Objective
Can you copy out, word for word, everything from the line containing "Patent image size: (1071, 639)." down to the line containing "The optical cavity 204 is at (703, 407).", including both of those lines?
################
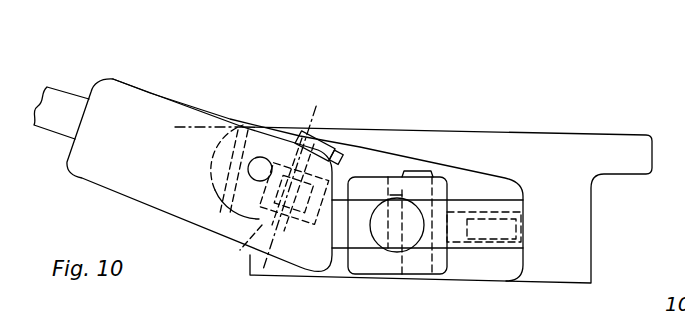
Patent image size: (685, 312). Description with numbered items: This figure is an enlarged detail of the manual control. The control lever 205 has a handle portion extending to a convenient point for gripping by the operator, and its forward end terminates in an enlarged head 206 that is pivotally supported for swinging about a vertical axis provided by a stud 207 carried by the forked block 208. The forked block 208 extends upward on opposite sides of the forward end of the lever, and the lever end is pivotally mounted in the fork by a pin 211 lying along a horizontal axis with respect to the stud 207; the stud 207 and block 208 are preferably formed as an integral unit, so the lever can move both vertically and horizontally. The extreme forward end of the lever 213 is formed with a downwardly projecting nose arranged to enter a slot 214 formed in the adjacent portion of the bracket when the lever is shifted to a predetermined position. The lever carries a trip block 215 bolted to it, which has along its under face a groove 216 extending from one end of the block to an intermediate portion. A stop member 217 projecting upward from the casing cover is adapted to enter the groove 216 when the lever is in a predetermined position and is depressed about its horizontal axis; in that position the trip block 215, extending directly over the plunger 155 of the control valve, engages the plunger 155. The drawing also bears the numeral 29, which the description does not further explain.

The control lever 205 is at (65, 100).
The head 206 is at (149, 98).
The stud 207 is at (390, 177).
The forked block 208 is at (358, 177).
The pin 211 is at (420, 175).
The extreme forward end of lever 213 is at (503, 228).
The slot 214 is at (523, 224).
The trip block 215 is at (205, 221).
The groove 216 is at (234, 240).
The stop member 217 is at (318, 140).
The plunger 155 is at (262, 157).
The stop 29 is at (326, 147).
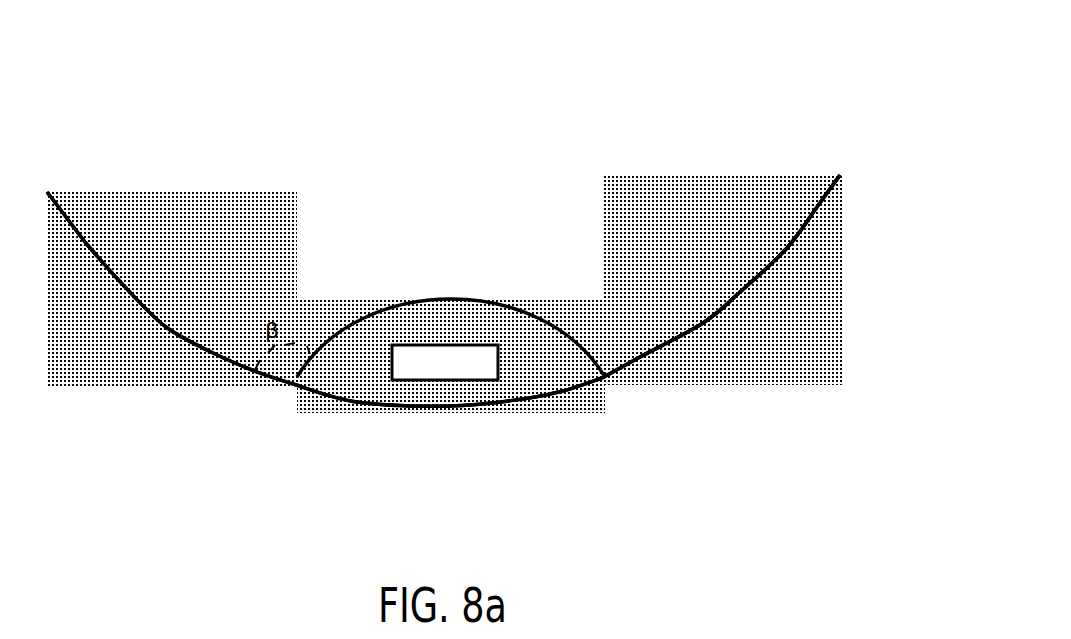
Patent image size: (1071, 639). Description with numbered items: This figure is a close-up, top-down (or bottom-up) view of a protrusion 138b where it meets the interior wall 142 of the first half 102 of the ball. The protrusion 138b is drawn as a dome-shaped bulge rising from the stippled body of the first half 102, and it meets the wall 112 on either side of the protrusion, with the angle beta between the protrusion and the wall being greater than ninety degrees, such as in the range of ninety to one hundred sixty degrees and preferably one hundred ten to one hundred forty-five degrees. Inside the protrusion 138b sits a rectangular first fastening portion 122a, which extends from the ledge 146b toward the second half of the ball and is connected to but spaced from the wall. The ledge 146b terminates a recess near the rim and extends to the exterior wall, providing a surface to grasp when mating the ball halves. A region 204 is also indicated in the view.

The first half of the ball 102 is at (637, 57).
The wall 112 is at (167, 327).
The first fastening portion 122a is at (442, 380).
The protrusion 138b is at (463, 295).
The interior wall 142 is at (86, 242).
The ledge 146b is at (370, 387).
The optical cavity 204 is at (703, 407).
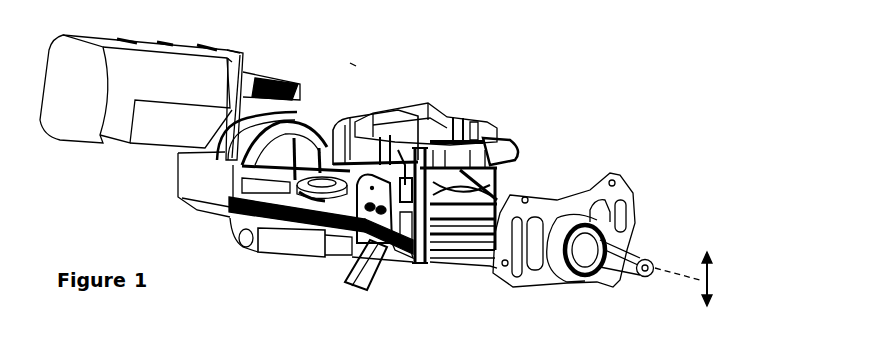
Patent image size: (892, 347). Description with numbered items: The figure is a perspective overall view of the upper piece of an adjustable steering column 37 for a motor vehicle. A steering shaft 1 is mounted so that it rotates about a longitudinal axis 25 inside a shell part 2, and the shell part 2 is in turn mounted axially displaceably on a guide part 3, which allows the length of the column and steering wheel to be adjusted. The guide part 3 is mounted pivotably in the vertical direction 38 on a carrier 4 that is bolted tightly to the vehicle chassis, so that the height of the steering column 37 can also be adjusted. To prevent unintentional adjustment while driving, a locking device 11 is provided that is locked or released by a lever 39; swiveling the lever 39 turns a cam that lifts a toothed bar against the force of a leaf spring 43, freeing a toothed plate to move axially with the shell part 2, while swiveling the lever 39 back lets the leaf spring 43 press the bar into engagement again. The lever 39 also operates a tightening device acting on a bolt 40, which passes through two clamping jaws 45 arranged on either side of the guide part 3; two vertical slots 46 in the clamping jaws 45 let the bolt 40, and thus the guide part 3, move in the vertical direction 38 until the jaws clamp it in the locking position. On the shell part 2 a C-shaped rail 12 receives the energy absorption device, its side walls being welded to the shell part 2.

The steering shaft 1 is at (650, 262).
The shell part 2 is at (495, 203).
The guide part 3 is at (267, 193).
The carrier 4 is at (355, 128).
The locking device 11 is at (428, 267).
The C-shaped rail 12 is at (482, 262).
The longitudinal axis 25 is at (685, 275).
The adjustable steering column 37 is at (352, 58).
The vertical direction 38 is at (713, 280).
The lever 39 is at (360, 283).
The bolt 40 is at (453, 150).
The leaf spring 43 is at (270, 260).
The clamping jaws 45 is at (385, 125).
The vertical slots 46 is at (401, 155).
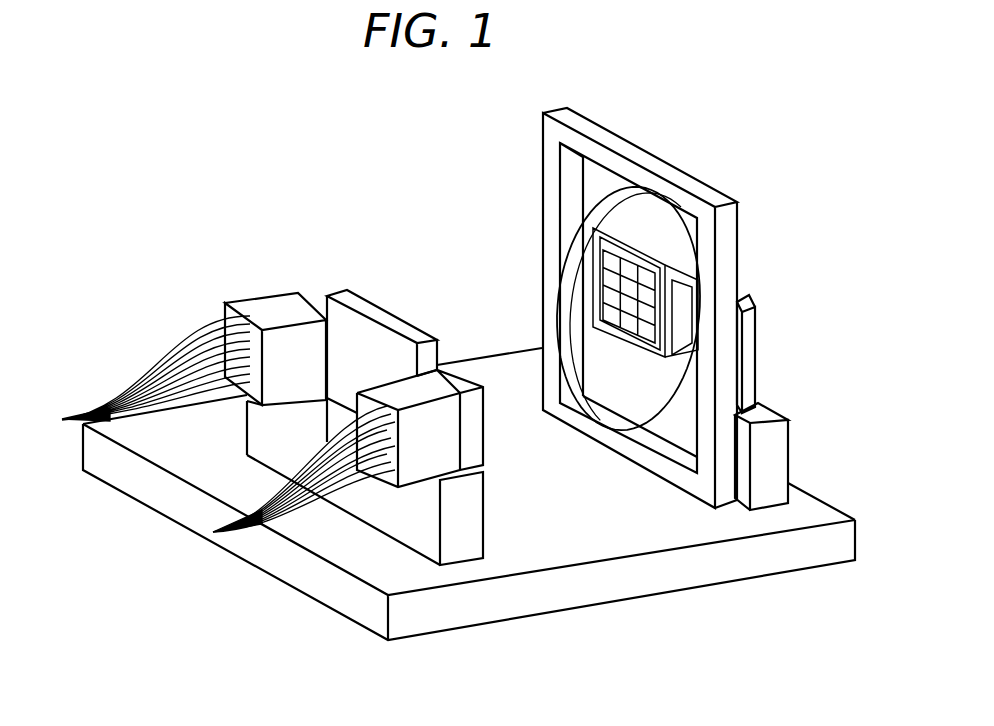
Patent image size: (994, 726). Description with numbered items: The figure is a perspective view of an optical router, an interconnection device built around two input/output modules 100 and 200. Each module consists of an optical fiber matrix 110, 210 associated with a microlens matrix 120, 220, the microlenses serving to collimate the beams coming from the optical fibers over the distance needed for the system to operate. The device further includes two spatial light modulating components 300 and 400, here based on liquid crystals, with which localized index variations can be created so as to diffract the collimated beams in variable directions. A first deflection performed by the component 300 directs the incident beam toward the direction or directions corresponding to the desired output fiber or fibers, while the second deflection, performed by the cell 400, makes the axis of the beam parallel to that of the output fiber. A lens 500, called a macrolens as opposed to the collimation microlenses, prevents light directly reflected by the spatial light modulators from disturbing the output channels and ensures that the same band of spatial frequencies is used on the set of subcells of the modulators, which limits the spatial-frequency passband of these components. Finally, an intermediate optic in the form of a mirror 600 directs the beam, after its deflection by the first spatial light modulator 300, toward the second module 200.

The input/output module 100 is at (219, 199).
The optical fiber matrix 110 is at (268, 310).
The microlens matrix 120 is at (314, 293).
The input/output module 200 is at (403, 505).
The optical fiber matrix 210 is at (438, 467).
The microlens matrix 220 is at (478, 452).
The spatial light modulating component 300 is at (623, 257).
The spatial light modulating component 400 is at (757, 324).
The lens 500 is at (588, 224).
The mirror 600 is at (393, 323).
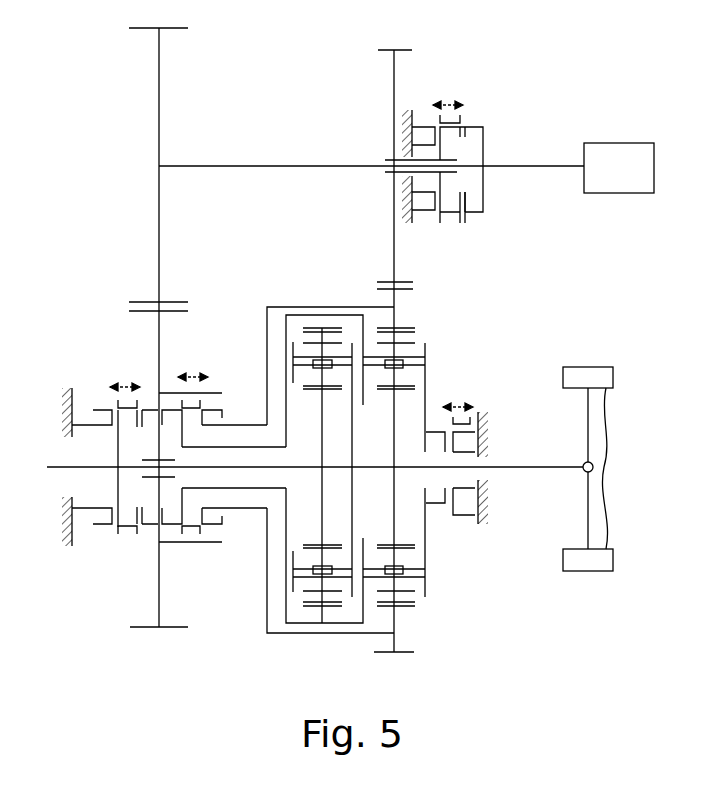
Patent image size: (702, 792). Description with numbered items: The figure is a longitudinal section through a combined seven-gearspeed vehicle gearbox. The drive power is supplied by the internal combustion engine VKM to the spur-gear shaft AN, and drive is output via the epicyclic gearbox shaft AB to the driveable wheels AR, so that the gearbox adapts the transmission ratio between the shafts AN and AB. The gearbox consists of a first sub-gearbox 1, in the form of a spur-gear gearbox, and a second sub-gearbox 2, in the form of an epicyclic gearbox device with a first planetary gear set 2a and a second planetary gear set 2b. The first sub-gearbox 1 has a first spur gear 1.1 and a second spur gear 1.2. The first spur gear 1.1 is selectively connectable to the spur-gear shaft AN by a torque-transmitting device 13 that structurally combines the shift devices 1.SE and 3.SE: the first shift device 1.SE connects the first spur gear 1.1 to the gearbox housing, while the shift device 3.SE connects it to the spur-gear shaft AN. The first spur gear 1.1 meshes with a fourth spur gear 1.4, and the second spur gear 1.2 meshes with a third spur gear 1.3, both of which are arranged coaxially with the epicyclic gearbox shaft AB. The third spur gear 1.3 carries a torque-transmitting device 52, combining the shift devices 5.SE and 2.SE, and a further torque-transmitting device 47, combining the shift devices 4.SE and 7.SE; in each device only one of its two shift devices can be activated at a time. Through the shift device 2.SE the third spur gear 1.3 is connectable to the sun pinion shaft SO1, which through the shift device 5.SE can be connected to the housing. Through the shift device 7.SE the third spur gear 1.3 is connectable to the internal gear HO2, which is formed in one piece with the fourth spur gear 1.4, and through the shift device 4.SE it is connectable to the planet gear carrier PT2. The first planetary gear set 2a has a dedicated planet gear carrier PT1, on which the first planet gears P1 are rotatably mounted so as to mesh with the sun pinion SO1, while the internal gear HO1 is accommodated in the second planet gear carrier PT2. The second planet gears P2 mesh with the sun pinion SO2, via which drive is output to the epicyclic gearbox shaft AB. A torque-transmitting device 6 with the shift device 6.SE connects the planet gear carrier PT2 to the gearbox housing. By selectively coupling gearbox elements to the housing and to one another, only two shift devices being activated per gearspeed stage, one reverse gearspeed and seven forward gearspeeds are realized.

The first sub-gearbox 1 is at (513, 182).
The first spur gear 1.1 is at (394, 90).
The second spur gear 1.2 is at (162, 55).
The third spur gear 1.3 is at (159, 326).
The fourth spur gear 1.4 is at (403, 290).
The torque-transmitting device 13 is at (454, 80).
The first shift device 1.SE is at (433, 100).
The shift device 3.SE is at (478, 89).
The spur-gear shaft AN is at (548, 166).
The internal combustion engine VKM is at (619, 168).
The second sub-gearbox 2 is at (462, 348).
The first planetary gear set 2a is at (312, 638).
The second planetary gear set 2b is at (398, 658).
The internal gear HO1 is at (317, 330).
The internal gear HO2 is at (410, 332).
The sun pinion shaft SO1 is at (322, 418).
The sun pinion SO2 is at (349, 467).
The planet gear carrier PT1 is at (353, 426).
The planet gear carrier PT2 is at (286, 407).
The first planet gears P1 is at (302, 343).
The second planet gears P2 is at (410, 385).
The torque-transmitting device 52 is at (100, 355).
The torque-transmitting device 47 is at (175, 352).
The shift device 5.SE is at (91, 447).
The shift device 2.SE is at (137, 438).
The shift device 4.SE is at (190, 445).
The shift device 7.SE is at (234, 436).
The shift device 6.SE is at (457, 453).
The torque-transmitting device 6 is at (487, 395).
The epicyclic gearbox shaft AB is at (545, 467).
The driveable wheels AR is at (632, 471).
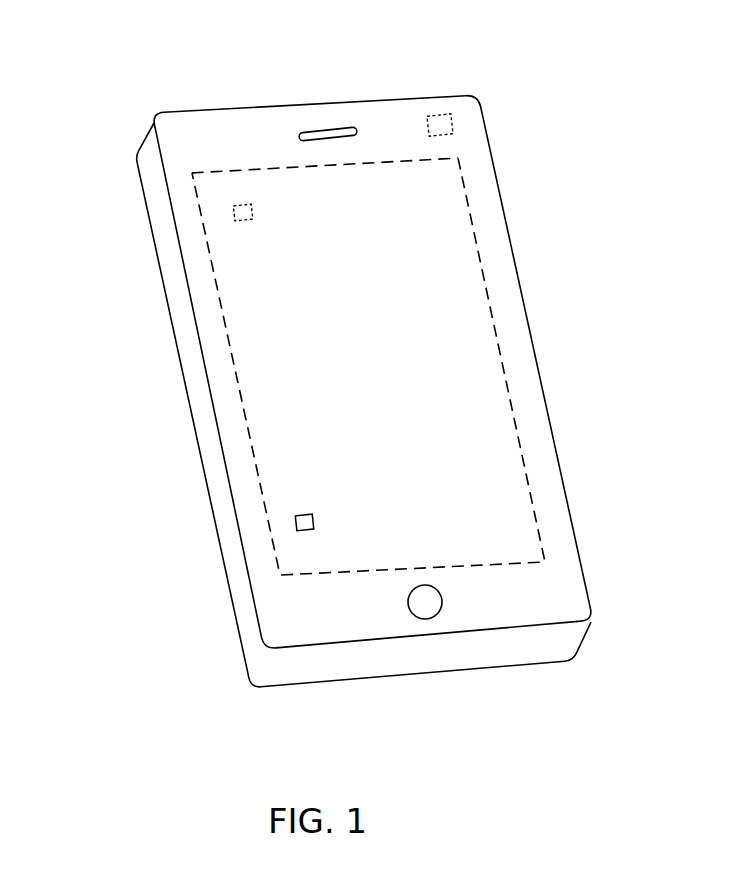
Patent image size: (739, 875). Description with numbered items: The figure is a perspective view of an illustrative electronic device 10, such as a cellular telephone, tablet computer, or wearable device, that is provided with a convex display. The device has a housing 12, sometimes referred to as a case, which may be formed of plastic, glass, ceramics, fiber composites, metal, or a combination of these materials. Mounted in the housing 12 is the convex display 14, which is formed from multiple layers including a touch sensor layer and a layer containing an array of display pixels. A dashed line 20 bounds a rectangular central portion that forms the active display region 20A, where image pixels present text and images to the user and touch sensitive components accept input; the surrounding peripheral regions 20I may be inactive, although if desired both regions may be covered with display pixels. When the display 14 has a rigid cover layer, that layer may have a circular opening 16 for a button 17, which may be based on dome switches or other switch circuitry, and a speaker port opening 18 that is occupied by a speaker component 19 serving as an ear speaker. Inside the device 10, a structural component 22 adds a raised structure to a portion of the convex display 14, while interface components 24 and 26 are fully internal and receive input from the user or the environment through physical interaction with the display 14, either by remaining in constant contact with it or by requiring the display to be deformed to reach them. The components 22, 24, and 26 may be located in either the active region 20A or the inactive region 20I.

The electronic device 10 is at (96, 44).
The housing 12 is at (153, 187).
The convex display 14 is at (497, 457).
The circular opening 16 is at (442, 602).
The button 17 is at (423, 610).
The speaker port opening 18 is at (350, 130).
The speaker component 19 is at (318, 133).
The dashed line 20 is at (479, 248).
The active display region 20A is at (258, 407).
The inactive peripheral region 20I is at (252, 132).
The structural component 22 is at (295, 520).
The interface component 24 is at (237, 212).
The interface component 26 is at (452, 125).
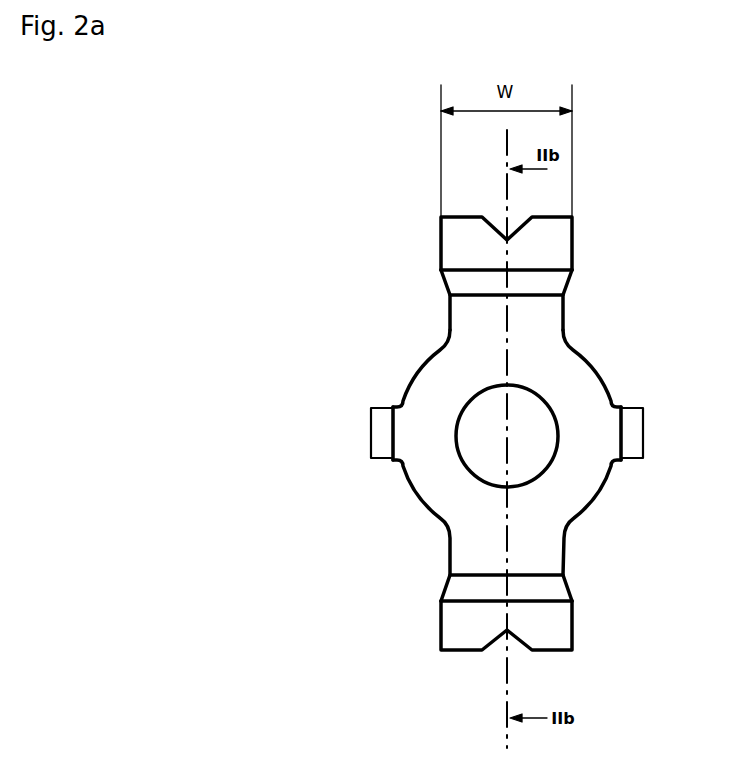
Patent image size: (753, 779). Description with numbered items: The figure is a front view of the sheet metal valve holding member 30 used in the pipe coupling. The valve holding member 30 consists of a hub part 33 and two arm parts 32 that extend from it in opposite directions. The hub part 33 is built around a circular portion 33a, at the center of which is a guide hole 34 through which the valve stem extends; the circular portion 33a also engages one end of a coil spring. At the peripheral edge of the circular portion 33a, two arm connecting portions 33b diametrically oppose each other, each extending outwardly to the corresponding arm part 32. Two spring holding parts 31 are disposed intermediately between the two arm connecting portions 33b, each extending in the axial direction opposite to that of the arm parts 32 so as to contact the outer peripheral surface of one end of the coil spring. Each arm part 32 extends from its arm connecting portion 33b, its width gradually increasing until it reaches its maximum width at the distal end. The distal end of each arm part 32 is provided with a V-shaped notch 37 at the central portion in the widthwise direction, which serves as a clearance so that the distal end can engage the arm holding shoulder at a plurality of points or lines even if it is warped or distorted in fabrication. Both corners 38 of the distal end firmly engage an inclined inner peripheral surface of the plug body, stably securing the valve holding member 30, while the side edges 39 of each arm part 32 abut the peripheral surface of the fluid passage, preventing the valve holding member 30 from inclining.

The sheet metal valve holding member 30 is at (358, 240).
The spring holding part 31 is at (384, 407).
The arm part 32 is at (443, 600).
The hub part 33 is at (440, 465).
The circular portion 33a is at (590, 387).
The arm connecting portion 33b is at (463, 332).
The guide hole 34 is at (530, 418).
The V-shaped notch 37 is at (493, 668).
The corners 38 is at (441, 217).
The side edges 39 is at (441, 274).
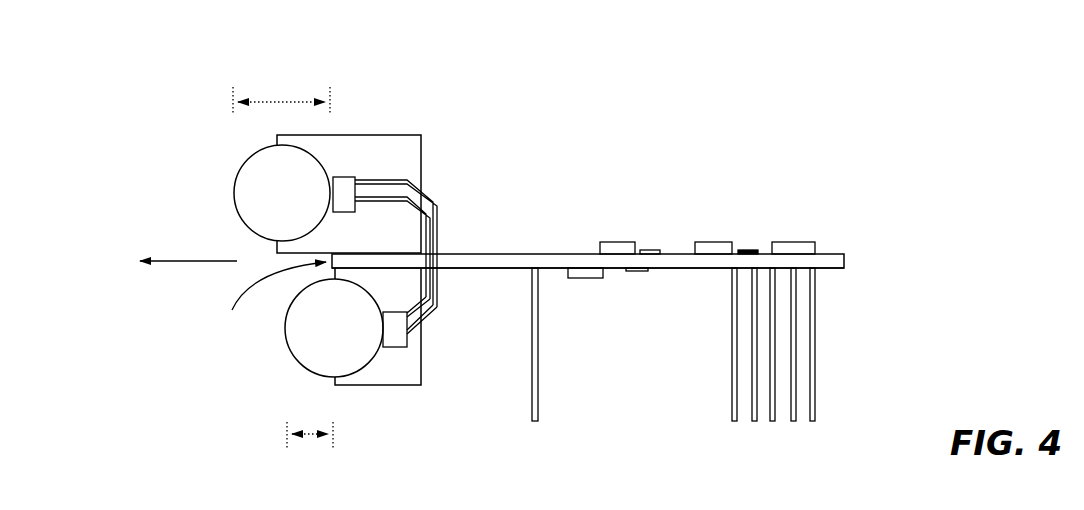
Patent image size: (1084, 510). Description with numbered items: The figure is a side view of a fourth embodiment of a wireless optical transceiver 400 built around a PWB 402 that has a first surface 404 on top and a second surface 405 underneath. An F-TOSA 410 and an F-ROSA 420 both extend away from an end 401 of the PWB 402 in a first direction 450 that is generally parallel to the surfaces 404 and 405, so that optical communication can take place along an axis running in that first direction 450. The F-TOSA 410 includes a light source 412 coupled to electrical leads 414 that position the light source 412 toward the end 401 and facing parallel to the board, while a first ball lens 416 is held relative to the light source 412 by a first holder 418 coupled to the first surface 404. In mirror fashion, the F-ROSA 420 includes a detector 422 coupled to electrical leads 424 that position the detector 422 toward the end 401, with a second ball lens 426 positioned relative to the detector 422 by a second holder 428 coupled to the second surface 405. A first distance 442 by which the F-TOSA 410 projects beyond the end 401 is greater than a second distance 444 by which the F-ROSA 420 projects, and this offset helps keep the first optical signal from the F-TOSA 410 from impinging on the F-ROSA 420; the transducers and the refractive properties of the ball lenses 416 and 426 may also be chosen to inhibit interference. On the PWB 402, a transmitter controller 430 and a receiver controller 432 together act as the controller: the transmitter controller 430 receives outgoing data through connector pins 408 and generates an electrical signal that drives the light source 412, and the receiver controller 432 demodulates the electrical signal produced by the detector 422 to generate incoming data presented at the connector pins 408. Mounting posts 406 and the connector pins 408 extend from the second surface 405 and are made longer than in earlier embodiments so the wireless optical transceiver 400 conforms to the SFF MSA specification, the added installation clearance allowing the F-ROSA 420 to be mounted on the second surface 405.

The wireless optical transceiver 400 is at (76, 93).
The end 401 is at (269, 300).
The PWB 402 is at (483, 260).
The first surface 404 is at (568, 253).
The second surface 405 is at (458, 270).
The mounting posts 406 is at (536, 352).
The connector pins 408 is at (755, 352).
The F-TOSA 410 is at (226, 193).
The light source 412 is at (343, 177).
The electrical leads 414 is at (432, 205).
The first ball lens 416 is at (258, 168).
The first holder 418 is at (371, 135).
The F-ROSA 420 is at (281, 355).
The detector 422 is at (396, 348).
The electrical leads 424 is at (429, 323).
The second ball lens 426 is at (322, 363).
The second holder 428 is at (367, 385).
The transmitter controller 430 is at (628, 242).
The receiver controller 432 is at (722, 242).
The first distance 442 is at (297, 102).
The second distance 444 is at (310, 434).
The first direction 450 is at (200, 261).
################
The reply
Patent image size: (1071, 639). Description with numbered items: This figure is a close-up, top-down (or bottom-up) view of a protrusion 138b where it meets the interior wall 142 of the first half 102 of the ball. The protrusion 138b is drawn as a dome-shaped bulge rising from the stippled body of the first half 102, and it meets the wall 112 on either side of the protrusion, with the angle beta between the protrusion and the wall being greater than ninety degrees, such as in the range of ninety to one hundred sixty degrees and preferably one hundred ten to one hundred forty-five degrees. Inside the protrusion 138b sits a rectangular first fastening portion 122a, which extends from the ledge 146b toward the second half of the ball and is connected to but spaced from the wall. The ledge 146b terminates a recess near the rim and extends to the exterior wall, providing a surface to grasp when mating the ball halves. A region 204 is also indicated in the view.

The first half of the ball 102 is at (637, 57).
The wall 112 is at (167, 327).
The first fastening portion 122a is at (442, 380).
The protrusion 138b is at (463, 295).
The interior wall 142 is at (86, 242).
The ledge 146b is at (370, 387).
The optical cavity 204 is at (703, 407).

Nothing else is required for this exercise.